(Written task): Write out, precisely and in full, each line of the material.

(Dataset excerpts):
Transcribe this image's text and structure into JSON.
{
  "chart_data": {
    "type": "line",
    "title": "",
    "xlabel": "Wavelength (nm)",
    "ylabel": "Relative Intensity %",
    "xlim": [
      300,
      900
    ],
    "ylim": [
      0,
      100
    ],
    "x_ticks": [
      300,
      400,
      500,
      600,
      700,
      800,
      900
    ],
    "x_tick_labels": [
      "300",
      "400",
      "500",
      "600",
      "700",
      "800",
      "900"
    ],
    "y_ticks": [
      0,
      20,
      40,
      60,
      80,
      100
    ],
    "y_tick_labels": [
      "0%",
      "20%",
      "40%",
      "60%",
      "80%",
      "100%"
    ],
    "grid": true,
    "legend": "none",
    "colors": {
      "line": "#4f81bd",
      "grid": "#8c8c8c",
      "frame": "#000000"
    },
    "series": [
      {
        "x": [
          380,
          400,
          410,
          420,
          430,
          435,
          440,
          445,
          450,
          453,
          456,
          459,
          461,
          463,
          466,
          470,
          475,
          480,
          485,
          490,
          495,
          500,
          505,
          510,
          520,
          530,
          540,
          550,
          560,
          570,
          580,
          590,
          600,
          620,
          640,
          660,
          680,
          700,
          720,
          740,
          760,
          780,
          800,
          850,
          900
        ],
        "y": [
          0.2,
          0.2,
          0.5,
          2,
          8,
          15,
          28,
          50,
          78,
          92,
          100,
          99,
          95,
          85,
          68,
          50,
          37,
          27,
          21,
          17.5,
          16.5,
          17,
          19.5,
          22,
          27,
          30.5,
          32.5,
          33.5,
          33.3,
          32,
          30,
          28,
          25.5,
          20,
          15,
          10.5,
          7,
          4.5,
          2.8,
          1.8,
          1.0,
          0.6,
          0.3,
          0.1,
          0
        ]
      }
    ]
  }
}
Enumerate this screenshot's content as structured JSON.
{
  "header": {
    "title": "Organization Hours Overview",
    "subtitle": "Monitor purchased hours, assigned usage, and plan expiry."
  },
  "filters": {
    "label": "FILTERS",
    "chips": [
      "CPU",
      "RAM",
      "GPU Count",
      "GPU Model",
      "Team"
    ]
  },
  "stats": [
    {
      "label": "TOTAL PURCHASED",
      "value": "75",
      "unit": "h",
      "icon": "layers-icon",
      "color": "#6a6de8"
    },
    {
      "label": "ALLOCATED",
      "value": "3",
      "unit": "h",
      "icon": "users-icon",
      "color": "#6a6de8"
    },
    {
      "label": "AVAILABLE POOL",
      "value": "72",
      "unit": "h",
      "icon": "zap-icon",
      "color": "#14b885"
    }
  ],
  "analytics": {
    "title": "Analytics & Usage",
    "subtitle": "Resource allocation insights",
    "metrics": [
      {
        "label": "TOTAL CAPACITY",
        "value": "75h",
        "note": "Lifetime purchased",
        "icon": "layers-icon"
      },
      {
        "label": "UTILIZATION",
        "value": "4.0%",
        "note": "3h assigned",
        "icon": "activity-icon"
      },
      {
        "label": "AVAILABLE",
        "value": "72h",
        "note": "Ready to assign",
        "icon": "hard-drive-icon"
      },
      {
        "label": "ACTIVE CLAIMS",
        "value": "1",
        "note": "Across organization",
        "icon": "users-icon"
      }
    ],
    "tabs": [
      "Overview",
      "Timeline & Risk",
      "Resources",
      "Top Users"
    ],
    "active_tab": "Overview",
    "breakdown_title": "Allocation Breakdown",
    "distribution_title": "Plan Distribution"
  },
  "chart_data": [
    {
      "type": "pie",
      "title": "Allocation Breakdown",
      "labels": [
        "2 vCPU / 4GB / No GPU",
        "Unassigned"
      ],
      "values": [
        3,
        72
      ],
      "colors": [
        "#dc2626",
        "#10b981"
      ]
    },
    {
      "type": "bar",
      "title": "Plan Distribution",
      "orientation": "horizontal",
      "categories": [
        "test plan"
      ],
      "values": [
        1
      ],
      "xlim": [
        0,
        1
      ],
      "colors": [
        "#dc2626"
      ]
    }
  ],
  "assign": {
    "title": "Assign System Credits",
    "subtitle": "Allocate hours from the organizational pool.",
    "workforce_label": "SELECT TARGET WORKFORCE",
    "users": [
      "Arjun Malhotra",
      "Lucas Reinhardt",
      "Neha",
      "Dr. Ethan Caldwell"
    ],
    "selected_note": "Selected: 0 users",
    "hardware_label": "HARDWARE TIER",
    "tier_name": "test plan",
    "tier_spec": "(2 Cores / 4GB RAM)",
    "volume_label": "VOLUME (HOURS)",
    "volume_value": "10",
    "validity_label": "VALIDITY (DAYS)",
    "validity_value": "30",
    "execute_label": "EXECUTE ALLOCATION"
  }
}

(Answer to the exercise):
Transcribe this image's text and structure into JSON.
{
  "chart_data": {
    "type": "line",
    "title": "",
    "xlabel": "Wavelength (nm)",
    "ylabel": "Relative Intensity %",
    "xlim": [
      300,
      900
    ],
    "ylim": [
      0,
      100
    ],
    "x_ticks": [
      300,
      400,
      500,
      600,
      700,
      800,
      900
    ],
    "x_tick_labels": [
      "300",
      "400",
      "500",
      "600",
      "700",
      "800",
      "900"
    ],
    "y_ticks": [
      0,
      20,
      40,
      60,
      80,
      100
    ],
    "y_tick_labels": [
      "0%",
      "20%",
      "40%",
      "60%",
      "80%",
      "100%"
    ],
    "grid": true,
    "legend": "none",
    "colors": {
      "line": "#4f81bd",
      "grid": "#8c8c8c",
      "frame": "#000000"
    },
    "series": [
      {
        "x": [
          380,
          400,
          410,
          420,
          430,
          435,
          440,
          445,
          450,
          453,
          456,
          459,
          461,
          463,
          466,
          470,
          475,
          480,
          485,
          490,
          495,
          500,
          505,
          510,
          520,
          530,
          540,
          550,
          560,
          570,
          580,
          590,
          600,
          620,
          640,
          660,
          680,
          700,
          720,
          740,
          760,
          780,
          800,
          850,
          900
        ],
        "y": [
          0.2,
          0.2,
          0.5,
          2,
          8,
          15,
          28,
          50,
          78,
          92,
          100,
          99,
          95,
          85,
          68,
          50,
          37,
          27,
          21,
          17.5,
          16.5,
          17,
          19.5,
          22,
          27,
          30.5,
          32.5,
          33.5,
          33.3,
          32,
          30,
          28,
          25.5,
          20,
          15,
          10.5,
          7,
          4.5,
          2.8,
          1.8,
          1.0,
          0.6,
          0.3,
          0.1,
          0
        ]
      }
    ]
  }
}
Enumerate this screenshot's content as structured JSON.
{
  "header": {
    "title": "Organization Hours Overview",
    "subtitle": "Monitor purchased hours, assigned usage, and plan expiry."
  },
  "filters": {
    "label": "FILTERS",
    "chips": [
      "CPU",
      "RAM",
      "GPU Count",
      "GPU Model",
      "Team"
    ]
  },
  "stats": [
    {
      "label": "TOTAL PURCHASED",
      "value": "75",
      "unit": "h",
      "icon": "layers-icon",
      "color": "#6a6de8"
    },
    {
      "label": "ALLOCATED",
      "value": "3",
      "unit": "h",
      "icon": "users-icon",
      "color": "#6a6de8"
    },
    {
      "label": "AVAILABLE POOL",
      "value": "72",
      "unit": "h",
      "icon": "zap-icon",
      "color": "#14b885"
    }
  ],
  "analytics": {
    "title": "Analytics & Usage",
    "subtitle": "Resource allocation insights",
    "metrics": [
      {
        "label": "TOTAL CAPACITY",
        "value": "75h",
        "note": "Lifetime purchased",
        "icon": "layers-icon"
      },
      {
        "label": "UTILIZATION",
        "value": "4.0%",
        "note": "3h assigned",
        "icon": "activity-icon"
      },
      {
        "label": "AVAILABLE",
        "value": "72h",
        "note": "Ready to assign",
        "icon": "hard-drive-icon"
      },
      {
        "label": "ACTIVE CLAIMS",
        "value": "1",
        "note": "Across organization",
        "icon": "users-icon"
      }
    ],
    "tabs": [
      "Overview",
      "Timeline & Risk",
      "Resources",
      "Top Users"
    ],
    "active_tab": "Overview",
    "breakdown_title": "Allocation Breakdown",
    "distribution_title": "Plan Distribution"
  },
  "chart_data": [
    {
      "type": "pie",
      "title": "Allocation Breakdown",
      "labels": [
        "2 vCPU / 4GB / No GPU",
        "Unassigned"
      ],
      "values": [
        3,
        72
      ],
      "colors": [
        "#dc2626",
        "#10b981"
      ]
    },
    {
      "type": "bar",
      "title": "Plan Distribution",
      "orientation": "horizontal",
      "categories": [
        "test plan"
      ],
      "values": [
        1
      ],
      "xlim": [
        0,
        1
      ],
      "colors": [
        "#dc2626"
      ]
    }
  ],
  "assign": {
    "title": "Assign System Credits",
    "subtitle": "Allocate hours from the organizational pool.",
    "workforce_label": "SELECT TARGET WORKFORCE",
    "users": [
      "Arjun Malhotra",
      "Lucas Reinhardt",
      "Neha",
      "Dr. Ethan Caldwell"
    ],
    "selected_note": "Selected: 0 users",
    "hardware_label": "HARDWARE TIER",
    "tier_name": "test plan",
    "tier_spec": "(2 Cores / 4GB RAM)",
    "volume_label": "VOLUME (HOURS)",
    "volume_value": "10",
    "validity_label": "VALIDITY (DAYS)",
    "validity_value": "30",
    "execute_label": "EXECUTE ALLOCATION"
  }
}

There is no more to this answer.